▶ _Short task_:
Of all the lines in the data below, how many contain "отличается"? Report that number alone.

▶ _Data shown_:
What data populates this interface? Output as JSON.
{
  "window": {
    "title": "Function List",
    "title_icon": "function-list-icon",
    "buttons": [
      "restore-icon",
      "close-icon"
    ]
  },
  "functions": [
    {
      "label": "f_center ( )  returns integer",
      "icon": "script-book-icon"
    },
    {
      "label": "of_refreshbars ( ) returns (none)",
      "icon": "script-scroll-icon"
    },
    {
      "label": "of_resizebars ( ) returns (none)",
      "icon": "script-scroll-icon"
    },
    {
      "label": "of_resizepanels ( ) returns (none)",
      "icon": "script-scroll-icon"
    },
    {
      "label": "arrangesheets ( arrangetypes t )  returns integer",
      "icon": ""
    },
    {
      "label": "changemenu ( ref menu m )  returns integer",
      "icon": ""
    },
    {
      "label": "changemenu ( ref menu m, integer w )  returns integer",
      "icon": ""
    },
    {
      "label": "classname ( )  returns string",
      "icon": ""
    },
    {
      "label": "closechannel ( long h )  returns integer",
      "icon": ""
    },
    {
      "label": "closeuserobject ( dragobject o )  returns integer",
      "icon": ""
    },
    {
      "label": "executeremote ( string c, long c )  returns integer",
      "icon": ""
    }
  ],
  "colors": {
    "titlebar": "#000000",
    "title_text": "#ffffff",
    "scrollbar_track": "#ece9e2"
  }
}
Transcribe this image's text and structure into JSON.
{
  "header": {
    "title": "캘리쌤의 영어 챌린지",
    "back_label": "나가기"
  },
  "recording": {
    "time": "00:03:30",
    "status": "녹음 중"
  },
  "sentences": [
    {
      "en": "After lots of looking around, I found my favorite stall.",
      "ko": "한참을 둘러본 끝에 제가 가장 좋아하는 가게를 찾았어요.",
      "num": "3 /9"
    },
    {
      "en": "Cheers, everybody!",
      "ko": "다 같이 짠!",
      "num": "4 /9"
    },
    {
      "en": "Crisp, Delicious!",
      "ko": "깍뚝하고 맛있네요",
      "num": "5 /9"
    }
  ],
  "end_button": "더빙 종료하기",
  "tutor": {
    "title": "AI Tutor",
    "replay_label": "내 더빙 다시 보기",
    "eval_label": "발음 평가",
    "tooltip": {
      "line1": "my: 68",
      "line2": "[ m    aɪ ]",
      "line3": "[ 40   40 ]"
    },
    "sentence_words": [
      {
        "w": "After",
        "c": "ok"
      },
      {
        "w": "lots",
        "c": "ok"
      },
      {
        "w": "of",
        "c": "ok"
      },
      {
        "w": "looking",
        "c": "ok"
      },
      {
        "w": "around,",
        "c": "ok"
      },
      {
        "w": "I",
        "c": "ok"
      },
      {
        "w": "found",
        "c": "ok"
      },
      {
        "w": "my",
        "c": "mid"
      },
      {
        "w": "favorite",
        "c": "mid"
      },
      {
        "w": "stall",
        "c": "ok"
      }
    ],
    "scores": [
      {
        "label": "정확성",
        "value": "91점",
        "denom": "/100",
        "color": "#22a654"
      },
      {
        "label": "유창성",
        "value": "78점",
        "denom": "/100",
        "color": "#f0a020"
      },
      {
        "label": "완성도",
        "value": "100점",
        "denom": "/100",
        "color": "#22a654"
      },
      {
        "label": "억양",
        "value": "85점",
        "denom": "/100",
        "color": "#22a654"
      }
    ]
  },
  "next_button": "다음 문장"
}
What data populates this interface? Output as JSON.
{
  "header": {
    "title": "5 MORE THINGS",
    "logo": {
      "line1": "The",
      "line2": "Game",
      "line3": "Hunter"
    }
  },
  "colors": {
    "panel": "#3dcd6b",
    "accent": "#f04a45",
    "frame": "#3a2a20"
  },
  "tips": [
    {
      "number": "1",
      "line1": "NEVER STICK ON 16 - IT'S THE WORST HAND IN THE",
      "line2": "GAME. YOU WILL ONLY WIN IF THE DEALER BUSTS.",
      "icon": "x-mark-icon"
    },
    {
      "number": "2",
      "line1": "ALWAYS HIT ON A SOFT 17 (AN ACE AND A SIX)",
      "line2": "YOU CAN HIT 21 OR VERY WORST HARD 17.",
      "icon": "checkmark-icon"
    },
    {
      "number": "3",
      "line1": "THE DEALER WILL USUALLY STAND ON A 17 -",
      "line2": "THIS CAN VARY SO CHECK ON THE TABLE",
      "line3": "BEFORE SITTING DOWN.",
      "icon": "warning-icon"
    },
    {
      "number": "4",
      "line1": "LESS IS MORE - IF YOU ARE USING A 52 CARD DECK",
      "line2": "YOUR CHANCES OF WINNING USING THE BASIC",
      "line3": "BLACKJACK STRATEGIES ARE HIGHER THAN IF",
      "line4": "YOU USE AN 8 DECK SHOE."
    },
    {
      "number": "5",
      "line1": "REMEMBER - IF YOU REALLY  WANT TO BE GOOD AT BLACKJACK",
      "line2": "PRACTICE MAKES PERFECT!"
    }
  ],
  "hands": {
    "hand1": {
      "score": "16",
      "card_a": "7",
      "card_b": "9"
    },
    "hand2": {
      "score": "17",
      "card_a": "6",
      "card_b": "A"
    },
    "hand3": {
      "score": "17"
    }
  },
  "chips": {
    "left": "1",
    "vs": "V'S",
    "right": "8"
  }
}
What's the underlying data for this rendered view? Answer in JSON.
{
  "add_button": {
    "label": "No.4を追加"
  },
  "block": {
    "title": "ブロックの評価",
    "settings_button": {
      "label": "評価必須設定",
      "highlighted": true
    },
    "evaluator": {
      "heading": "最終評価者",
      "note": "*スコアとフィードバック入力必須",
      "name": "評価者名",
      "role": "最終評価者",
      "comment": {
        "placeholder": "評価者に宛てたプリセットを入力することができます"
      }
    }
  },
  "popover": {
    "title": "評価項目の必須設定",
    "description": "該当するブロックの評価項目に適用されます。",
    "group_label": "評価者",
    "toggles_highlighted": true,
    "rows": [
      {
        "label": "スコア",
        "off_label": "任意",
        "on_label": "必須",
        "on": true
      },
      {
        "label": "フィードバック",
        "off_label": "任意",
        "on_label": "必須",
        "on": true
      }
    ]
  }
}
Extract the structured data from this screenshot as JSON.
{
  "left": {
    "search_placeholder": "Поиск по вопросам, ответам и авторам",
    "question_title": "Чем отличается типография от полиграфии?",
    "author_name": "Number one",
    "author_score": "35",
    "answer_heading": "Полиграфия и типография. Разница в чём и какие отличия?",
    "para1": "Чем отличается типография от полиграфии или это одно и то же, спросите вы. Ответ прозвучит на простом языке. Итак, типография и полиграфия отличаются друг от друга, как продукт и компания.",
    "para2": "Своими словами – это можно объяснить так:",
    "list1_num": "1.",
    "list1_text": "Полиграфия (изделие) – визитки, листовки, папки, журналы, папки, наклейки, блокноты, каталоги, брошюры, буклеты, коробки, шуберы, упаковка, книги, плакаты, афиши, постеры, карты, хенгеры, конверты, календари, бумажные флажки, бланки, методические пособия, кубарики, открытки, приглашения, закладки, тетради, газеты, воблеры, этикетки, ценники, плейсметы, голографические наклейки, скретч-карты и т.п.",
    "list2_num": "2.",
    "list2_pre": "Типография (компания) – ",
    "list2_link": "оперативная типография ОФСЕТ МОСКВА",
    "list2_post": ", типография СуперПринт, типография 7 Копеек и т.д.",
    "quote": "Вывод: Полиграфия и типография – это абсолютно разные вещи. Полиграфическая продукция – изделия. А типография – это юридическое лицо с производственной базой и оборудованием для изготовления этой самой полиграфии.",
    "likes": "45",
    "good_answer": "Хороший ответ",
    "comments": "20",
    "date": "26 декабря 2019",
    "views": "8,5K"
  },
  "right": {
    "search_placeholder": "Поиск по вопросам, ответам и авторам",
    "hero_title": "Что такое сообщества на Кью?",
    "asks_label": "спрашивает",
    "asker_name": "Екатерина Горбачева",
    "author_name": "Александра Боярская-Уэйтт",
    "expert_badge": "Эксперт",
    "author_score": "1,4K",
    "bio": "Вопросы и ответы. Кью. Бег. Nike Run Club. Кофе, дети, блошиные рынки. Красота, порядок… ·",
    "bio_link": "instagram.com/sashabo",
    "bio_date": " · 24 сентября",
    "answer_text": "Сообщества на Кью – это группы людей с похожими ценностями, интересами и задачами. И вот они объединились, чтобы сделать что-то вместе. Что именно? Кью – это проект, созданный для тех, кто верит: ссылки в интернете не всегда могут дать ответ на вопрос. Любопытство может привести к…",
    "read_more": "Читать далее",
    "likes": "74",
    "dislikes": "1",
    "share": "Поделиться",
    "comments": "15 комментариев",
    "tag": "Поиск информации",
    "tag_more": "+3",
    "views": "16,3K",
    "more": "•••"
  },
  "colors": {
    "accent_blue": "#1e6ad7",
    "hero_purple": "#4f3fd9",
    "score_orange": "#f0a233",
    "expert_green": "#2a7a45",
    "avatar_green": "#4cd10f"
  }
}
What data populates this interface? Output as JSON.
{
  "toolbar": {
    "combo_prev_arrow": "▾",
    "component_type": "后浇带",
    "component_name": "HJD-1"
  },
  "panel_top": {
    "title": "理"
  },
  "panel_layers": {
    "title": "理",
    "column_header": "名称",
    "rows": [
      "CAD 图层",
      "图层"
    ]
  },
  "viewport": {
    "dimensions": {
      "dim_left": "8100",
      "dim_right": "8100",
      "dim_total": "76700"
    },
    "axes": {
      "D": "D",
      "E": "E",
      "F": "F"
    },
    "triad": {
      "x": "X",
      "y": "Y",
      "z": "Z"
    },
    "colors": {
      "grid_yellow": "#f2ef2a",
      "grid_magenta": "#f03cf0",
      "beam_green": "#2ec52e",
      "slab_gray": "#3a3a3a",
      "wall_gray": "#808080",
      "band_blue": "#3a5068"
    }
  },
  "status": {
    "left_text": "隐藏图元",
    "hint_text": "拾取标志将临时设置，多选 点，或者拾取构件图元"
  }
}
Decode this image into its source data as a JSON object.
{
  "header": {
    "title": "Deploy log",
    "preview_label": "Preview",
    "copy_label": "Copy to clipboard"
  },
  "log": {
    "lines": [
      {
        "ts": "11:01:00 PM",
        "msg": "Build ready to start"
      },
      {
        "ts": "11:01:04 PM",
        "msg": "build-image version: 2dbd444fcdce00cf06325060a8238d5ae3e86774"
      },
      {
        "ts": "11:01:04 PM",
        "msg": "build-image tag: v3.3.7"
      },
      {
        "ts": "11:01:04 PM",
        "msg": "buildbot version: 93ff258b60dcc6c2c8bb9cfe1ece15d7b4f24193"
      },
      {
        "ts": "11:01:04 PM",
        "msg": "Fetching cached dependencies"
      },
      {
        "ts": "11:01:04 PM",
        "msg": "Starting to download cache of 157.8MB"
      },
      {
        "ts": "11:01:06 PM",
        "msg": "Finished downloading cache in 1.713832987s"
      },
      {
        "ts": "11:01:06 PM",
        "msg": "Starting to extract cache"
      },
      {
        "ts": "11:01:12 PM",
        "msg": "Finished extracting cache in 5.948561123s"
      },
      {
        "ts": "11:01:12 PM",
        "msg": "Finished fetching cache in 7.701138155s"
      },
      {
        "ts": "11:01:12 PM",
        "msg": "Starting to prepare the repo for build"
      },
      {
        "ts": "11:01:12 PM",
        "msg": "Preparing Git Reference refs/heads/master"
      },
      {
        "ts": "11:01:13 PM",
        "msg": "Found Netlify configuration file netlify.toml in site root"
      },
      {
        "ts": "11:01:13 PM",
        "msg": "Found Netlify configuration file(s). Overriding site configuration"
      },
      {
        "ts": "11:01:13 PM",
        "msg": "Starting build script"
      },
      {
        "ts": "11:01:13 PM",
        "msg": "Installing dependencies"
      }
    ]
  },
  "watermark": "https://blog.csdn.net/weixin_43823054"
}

▶ _Answer to this task_:
2